## Exercise goal:
Retype exactly the lines that run from the line with "What's the underlying" to the final line of the entries, keeping both ends and nothing else.

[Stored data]
▼

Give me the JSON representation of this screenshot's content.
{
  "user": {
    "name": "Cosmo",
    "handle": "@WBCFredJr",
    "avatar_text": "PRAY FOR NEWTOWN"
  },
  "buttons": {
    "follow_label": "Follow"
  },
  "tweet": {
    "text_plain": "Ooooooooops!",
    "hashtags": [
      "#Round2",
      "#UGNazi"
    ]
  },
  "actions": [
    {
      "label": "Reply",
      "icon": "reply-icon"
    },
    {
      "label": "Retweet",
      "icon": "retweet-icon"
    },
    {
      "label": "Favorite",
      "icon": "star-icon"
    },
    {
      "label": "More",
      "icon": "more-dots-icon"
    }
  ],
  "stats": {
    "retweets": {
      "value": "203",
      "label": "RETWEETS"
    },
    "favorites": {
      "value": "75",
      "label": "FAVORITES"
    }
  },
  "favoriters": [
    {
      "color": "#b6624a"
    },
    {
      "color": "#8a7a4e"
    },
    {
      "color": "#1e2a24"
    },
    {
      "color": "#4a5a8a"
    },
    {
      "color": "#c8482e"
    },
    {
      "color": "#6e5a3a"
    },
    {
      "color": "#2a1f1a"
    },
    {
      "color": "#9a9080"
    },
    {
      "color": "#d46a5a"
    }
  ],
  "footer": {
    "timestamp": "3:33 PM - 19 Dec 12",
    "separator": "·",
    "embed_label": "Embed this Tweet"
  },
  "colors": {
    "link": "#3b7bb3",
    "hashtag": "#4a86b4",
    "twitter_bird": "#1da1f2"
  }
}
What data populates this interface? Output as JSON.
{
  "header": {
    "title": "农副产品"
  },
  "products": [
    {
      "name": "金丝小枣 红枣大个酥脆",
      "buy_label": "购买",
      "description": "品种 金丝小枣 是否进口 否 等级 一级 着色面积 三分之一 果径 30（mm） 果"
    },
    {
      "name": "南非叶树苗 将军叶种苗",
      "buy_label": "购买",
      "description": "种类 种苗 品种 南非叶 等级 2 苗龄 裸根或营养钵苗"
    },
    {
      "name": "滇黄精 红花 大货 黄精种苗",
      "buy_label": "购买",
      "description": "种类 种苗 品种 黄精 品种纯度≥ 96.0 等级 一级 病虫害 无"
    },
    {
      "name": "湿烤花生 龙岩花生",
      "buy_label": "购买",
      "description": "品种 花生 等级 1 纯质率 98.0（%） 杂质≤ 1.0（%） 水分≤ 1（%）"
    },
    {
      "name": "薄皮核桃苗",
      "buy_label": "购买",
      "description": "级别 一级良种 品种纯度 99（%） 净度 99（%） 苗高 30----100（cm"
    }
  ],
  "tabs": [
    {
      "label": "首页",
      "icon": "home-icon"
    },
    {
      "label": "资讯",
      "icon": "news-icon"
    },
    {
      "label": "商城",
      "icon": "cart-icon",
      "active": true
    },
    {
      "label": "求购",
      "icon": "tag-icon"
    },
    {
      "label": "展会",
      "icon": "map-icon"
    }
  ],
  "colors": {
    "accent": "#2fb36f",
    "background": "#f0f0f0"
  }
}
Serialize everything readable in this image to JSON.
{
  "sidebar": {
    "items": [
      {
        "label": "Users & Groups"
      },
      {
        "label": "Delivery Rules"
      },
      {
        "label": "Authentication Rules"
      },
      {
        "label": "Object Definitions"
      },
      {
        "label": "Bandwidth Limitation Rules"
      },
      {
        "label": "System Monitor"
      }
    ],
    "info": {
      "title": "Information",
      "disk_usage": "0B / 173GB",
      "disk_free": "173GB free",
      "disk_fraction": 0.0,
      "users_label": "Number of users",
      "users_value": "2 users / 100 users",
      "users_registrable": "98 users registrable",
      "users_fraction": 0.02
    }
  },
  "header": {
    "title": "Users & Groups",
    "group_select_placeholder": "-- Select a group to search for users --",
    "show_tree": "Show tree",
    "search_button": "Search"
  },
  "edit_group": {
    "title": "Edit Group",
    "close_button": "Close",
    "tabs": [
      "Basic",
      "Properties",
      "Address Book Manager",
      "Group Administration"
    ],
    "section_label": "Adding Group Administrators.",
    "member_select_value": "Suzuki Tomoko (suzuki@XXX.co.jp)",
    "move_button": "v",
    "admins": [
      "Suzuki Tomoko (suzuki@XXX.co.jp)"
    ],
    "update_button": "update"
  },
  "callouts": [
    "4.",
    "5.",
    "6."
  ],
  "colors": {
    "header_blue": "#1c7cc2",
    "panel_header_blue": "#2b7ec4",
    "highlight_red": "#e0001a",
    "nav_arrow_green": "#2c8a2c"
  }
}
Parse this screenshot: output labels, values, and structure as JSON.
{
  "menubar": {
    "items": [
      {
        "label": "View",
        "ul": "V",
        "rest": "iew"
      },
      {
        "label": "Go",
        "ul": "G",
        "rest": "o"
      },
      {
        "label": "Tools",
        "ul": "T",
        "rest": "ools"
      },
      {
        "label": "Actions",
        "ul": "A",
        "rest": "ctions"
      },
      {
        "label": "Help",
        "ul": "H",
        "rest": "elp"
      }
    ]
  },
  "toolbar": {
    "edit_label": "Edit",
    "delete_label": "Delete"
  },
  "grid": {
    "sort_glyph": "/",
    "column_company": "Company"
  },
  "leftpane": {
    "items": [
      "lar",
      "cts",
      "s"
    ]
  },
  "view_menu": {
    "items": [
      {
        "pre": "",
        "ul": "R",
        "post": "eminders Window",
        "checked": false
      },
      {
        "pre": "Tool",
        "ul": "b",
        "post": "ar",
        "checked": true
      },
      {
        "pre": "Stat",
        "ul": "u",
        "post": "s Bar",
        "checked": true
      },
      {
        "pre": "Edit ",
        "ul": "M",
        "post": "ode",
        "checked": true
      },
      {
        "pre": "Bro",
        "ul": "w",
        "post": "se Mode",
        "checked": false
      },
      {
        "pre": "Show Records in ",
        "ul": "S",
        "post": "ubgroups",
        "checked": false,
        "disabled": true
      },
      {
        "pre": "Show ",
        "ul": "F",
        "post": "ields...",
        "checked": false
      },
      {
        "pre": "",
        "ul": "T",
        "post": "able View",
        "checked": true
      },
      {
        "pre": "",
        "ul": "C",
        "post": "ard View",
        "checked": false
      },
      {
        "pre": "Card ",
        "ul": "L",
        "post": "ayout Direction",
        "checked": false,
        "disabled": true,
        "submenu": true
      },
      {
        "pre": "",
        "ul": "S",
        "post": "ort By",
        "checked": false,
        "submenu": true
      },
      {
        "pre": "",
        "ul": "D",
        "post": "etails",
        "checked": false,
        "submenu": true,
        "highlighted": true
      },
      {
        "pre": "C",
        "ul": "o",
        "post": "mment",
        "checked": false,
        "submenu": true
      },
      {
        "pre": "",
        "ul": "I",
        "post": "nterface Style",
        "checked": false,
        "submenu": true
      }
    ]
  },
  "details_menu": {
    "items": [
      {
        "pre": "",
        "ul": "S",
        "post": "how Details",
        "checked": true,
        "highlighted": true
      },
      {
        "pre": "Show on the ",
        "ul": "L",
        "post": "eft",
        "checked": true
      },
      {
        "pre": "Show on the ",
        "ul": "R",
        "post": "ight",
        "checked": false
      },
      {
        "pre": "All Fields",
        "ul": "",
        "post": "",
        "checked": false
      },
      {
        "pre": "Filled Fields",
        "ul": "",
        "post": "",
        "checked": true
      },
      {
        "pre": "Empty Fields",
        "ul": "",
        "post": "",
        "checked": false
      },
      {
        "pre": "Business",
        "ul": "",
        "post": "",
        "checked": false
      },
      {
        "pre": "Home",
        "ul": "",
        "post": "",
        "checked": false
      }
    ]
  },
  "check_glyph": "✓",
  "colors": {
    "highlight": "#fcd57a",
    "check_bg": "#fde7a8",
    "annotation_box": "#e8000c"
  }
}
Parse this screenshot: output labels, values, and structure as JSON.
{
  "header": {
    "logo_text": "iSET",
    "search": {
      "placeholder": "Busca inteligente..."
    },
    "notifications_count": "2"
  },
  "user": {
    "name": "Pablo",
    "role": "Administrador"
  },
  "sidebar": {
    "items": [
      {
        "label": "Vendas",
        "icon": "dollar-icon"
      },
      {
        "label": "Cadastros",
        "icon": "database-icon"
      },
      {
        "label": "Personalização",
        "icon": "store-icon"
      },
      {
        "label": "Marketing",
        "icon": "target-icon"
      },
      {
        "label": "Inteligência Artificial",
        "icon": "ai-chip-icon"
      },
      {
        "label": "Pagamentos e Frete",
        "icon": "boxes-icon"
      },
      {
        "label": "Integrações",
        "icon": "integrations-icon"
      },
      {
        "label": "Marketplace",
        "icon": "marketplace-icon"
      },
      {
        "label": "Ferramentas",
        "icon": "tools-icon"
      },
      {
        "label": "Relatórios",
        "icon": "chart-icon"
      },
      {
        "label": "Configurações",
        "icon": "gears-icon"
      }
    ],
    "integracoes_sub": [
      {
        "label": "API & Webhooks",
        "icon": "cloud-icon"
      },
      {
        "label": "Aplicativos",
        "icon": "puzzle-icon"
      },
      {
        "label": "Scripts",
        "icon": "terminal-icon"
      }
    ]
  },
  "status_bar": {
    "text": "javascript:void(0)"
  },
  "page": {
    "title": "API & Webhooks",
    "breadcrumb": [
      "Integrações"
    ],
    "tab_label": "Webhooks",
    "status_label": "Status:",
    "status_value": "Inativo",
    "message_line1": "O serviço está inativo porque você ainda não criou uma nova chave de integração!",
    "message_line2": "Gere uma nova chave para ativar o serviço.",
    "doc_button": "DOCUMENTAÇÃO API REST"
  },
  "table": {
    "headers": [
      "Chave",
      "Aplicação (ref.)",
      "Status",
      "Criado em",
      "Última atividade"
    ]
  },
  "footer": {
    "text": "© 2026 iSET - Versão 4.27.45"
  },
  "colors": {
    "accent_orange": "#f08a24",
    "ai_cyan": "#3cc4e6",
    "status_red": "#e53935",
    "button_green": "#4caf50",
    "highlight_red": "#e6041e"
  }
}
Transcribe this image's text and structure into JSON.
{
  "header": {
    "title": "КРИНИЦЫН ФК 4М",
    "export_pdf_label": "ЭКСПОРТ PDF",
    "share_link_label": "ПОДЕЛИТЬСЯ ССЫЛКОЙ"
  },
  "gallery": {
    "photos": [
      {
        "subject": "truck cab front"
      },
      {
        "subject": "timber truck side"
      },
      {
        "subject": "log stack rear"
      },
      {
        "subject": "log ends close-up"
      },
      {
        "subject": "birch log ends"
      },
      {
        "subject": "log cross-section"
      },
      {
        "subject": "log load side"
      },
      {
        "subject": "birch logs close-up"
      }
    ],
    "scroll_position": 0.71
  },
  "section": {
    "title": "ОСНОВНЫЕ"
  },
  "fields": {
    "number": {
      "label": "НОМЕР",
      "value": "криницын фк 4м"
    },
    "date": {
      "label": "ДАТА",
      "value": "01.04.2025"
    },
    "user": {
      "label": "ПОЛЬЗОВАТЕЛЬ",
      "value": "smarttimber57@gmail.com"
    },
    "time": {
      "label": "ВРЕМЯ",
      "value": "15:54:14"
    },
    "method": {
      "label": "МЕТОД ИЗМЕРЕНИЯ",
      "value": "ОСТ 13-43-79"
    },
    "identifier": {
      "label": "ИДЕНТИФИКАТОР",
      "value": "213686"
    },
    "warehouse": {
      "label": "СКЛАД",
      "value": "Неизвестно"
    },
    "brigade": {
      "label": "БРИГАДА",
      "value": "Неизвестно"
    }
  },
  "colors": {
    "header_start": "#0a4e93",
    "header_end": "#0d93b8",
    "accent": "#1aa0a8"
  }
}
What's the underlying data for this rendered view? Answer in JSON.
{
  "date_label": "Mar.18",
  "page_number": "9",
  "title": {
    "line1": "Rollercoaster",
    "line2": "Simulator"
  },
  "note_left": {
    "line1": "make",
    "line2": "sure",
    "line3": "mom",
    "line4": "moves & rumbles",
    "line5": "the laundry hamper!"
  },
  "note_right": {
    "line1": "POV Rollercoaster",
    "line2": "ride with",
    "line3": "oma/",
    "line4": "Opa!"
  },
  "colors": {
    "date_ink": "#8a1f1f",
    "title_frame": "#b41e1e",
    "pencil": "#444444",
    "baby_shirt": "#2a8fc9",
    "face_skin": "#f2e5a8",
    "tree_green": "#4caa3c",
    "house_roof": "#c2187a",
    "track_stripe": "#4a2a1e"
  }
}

▲

## Response to this task:
What's the underlying data for this rendered view? Answer in JSON.
{
  "date_label": "Mar.18",
  "page_number": "9",
  "title": {
    "line1": "Rollercoaster",
    "line2": "Simulator"
  },
  "note_left": {
    "line1": "make",
    "line2": "sure",
    "line3": "mom",
    "line4": "moves & rumbles",
    "line5": "the laundry hamper!"
  },
  "note_right": {
    "line1": "POV Rollercoaster",
    "line2": "ride with",
    "line3": "oma/",
    "line4": "Opa!"
  },
  "colors": {
    "date_ink": "#8a1f1f",
    "title_frame": "#b41e1e",
    "pencil": "#444444",
    "baby_shirt": "#2a8fc9",
    "face_skin": "#f2e5a8",
    "tree_green": "#4caa3c",
    "house_roof": "#c2187a",
    "track_stripe": "#4a2a1e"
  }
}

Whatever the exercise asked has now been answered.